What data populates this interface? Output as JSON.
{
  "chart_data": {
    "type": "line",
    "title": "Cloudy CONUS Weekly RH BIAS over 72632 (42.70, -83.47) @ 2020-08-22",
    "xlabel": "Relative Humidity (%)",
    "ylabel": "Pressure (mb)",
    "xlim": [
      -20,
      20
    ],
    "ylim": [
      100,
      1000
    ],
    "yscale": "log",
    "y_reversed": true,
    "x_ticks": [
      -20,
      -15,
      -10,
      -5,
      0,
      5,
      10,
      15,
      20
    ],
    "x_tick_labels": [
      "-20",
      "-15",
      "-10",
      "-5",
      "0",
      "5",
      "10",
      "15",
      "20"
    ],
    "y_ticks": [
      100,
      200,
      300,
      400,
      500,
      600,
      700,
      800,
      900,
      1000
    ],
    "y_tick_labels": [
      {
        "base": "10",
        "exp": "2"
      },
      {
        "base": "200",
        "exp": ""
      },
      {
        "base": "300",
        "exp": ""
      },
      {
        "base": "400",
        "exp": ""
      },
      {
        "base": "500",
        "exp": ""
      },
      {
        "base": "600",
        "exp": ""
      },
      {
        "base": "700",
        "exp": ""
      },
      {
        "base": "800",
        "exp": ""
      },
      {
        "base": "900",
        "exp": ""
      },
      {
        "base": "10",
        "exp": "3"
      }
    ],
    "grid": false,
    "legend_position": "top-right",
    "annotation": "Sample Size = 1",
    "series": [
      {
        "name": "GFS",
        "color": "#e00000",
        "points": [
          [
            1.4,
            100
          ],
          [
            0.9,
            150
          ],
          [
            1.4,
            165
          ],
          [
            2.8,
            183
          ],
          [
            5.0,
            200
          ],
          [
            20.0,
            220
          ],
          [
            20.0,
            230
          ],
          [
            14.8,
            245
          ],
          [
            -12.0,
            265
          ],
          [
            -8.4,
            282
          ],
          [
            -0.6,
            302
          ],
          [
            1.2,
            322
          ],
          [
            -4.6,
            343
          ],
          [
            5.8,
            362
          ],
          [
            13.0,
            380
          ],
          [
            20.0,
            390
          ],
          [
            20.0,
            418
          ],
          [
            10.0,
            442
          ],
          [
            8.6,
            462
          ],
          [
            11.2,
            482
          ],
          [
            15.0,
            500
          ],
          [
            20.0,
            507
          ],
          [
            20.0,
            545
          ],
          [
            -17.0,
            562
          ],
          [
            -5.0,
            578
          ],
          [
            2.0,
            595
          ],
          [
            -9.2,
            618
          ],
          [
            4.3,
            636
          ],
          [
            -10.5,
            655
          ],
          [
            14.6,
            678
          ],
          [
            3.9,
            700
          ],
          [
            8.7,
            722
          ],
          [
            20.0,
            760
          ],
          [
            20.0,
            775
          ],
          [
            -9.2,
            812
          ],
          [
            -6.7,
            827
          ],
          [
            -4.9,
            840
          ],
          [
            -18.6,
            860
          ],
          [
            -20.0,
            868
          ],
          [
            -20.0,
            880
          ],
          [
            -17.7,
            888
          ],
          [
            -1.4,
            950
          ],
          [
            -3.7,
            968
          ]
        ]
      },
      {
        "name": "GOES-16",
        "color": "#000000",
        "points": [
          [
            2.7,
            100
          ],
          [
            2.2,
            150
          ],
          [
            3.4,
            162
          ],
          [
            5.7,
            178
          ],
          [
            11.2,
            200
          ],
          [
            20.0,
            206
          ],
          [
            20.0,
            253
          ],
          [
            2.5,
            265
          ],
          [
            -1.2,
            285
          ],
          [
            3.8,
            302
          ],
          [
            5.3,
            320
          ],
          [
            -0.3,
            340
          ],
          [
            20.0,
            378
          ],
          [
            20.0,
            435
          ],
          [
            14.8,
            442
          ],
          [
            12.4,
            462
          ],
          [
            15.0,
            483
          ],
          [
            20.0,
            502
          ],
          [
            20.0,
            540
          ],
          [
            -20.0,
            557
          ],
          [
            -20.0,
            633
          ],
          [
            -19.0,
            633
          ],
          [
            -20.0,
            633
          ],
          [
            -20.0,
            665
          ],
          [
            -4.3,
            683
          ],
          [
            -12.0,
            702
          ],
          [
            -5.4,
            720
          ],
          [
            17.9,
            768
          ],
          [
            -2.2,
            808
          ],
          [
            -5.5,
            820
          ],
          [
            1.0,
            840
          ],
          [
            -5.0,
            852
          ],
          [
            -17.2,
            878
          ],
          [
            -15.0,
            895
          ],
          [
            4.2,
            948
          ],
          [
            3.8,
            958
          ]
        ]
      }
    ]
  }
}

———

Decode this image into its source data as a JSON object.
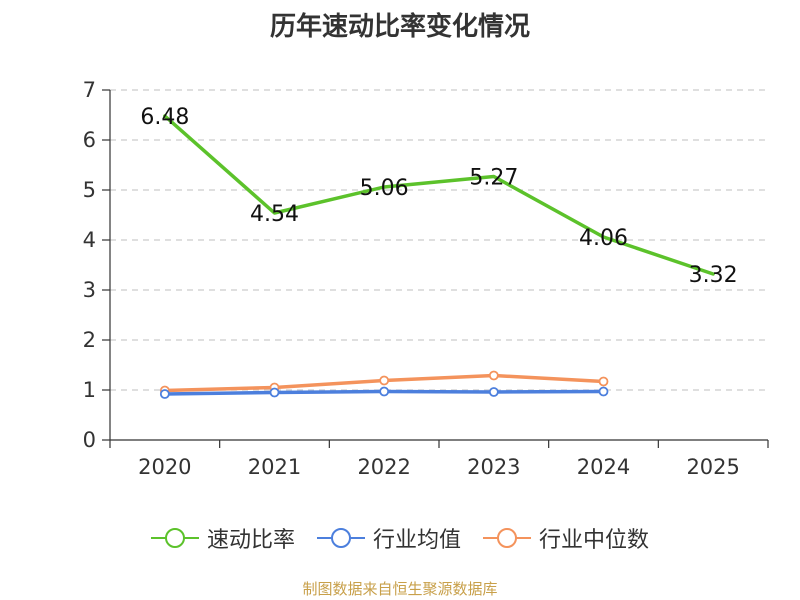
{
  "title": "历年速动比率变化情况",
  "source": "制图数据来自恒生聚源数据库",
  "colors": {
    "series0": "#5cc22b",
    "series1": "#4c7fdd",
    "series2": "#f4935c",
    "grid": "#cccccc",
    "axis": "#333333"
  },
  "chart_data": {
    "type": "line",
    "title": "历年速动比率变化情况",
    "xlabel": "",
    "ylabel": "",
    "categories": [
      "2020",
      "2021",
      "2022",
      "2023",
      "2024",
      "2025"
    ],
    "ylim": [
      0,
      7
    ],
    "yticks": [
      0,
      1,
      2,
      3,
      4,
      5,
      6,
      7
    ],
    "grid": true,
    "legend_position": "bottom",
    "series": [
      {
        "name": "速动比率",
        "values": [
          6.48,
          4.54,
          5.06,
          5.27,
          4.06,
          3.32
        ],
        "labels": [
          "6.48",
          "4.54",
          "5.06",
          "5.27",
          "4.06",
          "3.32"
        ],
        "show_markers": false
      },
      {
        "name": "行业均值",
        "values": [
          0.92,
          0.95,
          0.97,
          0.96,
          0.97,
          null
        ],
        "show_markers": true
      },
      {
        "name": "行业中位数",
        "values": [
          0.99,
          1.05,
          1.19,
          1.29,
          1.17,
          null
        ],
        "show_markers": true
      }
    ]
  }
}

———

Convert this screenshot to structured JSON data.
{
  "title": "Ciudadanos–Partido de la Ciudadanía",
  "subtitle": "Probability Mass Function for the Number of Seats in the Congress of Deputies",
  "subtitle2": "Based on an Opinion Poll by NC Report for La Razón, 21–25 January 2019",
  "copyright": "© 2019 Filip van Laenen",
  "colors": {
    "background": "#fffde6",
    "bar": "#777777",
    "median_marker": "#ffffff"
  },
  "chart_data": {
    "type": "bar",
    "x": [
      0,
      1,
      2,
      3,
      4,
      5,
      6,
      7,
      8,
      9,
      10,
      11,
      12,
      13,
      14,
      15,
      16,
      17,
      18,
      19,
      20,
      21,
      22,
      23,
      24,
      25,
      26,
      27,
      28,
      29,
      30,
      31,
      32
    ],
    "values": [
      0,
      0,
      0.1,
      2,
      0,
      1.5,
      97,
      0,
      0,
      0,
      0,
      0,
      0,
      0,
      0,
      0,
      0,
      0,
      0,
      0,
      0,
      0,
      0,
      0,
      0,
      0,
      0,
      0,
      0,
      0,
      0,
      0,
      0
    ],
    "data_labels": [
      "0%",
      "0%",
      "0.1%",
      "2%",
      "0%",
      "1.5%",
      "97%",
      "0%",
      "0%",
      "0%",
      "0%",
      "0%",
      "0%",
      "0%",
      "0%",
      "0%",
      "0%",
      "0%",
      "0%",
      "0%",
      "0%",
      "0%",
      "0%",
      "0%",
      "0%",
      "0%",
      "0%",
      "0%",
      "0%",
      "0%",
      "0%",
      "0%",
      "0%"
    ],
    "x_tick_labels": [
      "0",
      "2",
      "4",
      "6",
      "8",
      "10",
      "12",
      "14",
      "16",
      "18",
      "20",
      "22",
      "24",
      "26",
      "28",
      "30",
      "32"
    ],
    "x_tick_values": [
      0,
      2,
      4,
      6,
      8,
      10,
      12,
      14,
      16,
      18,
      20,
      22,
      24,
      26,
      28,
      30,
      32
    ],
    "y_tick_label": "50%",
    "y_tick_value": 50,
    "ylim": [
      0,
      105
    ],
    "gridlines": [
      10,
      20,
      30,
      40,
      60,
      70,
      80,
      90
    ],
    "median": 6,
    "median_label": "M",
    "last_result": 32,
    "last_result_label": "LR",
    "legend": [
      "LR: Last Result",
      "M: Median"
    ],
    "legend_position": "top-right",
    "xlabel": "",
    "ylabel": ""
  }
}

———

Task objective: Gather all lines of the records that include the word "true".

Right answer:
    "y_reversed": true,
    "grid": true,
        "show_markers": true
        "show_markers": true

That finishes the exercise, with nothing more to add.